Transcribe the lines below verbatim, skipping the images.
** Begin **
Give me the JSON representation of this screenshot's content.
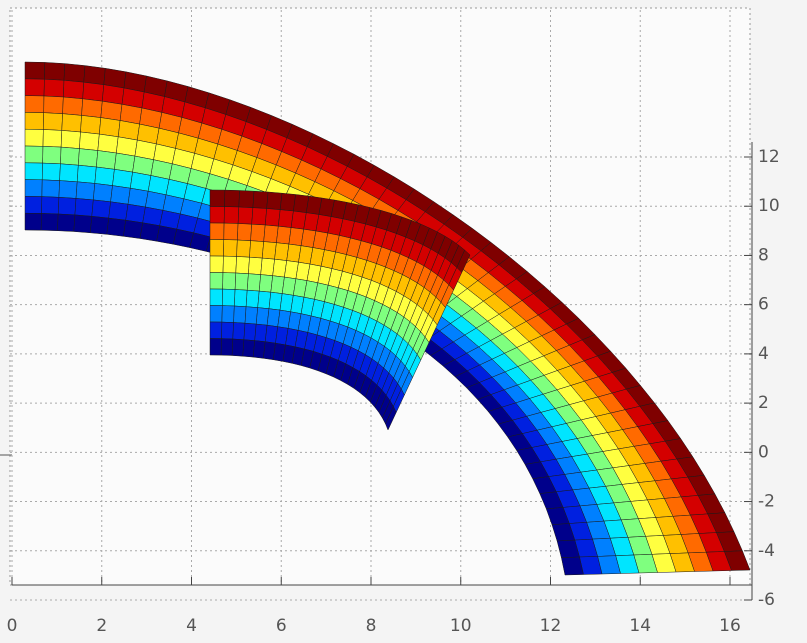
{
  "chart_data": {
    "type": "surface3d",
    "xlim": [
      0,
      16
    ],
    "xticks": [
      0,
      2,
      4,
      6,
      8,
      10,
      12,
      14,
      16
    ],
    "ylim": [
      -6,
      12
    ],
    "yticks": [
      -6,
      -4,
      -2,
      0,
      2,
      4,
      6,
      8,
      10,
      12
    ],
    "grid": true,
    "colormap": [
      "#7f0000",
      "#d40000",
      "#ff6a00",
      "#ffc000",
      "#ffff40",
      "#7fff7f",
      "#00e5ff",
      "#0080ff",
      "#0020e0",
      "#00008b"
    ]
  }
}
** End **
> In response:
Give me the JSON representation of this screenshot's content.
{
  "chart_data": {
    "type": "surface3d",
    "xlim": [
      0,
      16
    ],
    "xticks": [
      0,
      2,
      4,
      6,
      8,
      10,
      12,
      14,
      16
    ],
    "ylim": [
      -6,
      12
    ],
    "yticks": [
      -6,
      -4,
      -2,
      0,
      2,
      4,
      6,
      8,
      10,
      12
    ],
    "grid": true,
    "colormap": [
      "#7f0000",
      "#d40000",
      "#ff6a00",
      "#ffc000",
      "#ffff40",
      "#7fff7f",
      "#00e5ff",
      "#0080ff",
      "#0020e0",
      "#00008b"
    ]
  }
}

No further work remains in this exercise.